Below are some records. Say how many of their lines include the string "JSON", giving only the number.

++++ DATASET ++++

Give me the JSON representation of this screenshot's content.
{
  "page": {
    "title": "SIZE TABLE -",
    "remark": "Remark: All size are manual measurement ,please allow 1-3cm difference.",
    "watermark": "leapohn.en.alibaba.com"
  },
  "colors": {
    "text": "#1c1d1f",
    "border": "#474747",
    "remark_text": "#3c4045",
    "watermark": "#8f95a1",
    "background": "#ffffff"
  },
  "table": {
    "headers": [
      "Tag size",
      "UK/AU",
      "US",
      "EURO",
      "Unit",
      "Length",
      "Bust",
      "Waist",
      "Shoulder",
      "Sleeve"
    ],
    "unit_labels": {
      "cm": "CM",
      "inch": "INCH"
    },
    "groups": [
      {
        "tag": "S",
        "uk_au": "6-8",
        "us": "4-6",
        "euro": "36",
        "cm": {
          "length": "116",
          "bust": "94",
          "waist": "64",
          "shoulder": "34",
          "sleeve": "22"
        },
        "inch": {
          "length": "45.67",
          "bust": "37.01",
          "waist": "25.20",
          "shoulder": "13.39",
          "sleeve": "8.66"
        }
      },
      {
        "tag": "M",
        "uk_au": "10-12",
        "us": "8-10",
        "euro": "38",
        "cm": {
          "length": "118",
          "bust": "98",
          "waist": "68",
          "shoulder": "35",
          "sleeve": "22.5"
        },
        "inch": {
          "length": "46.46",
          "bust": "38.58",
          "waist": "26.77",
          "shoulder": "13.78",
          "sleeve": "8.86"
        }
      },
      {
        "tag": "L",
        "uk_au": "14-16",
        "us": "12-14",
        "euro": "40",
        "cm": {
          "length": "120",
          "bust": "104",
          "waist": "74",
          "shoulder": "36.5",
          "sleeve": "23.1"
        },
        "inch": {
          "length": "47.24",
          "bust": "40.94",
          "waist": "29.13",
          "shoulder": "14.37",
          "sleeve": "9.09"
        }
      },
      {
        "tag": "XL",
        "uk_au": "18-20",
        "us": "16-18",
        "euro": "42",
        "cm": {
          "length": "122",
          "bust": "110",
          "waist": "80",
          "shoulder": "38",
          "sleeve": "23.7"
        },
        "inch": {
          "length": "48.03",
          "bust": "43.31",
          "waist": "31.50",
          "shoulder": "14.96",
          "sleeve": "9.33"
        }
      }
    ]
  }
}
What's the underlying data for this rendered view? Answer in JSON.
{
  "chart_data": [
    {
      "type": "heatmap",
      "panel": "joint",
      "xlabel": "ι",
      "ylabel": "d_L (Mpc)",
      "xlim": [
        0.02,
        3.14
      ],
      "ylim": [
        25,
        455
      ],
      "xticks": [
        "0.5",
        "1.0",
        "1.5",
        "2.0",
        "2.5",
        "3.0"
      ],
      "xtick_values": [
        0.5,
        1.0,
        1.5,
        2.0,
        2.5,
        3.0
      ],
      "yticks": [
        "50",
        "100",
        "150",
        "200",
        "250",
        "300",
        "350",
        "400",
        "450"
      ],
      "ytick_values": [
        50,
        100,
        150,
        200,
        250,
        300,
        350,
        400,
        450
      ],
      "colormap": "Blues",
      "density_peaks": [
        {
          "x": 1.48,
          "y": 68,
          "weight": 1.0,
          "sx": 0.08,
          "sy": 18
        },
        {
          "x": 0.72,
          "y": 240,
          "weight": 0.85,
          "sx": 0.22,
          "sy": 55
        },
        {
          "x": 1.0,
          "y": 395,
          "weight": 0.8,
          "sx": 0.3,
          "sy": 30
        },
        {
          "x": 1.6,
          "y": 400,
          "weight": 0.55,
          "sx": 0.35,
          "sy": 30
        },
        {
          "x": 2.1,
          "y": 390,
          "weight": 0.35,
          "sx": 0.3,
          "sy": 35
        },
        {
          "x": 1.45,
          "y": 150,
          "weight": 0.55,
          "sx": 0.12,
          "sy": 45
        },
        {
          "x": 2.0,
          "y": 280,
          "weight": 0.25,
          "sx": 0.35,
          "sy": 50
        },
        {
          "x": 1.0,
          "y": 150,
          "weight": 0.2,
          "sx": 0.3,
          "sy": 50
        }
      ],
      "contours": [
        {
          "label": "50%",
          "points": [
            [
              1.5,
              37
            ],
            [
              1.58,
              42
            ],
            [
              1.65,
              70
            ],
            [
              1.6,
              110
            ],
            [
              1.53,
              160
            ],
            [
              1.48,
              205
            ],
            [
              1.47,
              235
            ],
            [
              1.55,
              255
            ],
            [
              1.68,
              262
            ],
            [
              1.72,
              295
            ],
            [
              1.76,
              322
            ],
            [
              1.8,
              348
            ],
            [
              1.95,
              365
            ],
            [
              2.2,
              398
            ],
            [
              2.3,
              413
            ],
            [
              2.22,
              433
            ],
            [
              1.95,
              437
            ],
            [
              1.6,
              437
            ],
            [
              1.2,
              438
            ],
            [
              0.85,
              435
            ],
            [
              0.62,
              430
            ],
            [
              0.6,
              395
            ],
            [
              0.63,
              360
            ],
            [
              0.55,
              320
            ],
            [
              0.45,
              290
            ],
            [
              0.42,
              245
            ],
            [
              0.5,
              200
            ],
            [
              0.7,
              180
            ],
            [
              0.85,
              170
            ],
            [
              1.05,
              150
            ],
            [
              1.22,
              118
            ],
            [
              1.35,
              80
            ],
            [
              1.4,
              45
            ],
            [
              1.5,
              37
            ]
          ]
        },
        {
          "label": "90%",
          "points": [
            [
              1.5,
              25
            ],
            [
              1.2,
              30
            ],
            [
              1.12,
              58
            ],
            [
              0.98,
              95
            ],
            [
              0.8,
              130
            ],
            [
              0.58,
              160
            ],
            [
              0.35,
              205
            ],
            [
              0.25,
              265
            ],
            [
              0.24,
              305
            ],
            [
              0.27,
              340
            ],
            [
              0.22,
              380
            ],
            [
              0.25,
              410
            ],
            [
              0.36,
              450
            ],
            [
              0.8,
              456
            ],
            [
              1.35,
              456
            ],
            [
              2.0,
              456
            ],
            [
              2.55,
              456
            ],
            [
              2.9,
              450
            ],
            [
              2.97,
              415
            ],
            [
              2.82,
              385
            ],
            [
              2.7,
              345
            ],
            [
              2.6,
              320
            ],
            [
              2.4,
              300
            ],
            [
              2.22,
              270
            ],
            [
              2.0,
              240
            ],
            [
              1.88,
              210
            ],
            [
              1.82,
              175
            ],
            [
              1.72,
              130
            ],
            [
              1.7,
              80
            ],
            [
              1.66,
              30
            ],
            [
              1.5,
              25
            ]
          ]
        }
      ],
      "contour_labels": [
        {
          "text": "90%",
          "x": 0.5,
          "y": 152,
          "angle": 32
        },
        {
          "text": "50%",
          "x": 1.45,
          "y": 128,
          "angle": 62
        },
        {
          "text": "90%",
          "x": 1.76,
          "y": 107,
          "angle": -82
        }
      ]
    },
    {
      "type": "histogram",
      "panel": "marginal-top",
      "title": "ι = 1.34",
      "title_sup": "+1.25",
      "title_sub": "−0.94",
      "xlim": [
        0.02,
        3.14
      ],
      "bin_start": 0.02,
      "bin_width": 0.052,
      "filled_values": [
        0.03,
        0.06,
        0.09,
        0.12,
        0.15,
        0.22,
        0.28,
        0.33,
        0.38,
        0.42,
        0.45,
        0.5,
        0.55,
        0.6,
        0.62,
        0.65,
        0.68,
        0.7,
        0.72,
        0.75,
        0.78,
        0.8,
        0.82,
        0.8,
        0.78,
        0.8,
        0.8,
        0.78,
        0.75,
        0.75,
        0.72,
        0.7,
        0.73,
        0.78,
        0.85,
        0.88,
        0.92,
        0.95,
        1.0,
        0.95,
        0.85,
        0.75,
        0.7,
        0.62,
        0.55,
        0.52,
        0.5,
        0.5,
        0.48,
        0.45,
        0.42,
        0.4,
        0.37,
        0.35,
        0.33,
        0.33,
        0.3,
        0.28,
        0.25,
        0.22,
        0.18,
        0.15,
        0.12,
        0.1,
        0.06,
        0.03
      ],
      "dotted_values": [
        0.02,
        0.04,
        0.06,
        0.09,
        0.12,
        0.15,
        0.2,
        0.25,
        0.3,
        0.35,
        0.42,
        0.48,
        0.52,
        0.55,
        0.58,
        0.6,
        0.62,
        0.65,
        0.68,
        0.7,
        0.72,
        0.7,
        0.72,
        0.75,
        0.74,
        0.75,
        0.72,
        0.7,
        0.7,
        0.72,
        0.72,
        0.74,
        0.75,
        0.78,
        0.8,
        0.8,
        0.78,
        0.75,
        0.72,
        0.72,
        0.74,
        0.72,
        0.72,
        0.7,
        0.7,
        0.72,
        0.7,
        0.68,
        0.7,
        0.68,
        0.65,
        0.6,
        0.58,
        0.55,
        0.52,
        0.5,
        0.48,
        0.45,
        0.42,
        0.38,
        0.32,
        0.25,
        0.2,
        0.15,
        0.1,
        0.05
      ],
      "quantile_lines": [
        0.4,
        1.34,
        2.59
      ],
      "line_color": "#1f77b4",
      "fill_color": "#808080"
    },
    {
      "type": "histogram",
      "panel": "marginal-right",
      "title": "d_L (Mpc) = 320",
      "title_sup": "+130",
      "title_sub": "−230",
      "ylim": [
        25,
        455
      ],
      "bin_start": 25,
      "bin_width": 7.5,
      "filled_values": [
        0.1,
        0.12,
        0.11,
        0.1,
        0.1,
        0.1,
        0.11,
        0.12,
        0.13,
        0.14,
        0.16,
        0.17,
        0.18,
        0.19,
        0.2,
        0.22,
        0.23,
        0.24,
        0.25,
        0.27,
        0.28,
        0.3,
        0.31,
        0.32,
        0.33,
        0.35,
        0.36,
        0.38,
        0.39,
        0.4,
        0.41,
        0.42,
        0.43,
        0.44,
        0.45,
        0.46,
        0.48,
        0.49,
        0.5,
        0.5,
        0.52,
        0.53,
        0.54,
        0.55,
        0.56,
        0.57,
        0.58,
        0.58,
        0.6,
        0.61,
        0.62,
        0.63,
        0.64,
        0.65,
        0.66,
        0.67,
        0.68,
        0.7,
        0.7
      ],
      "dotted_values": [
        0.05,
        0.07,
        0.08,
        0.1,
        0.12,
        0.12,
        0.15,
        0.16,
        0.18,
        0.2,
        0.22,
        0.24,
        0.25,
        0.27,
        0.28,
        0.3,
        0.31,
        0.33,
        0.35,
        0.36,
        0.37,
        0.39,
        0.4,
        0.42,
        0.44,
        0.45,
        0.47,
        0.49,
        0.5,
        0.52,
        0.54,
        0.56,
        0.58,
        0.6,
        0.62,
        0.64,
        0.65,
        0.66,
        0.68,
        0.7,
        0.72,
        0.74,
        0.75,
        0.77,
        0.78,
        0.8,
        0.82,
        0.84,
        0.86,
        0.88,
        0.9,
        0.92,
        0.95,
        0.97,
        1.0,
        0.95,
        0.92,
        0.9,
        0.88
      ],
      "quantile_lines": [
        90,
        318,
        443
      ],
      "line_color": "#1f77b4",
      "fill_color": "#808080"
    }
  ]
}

++++

# RIGHT ANSWER
2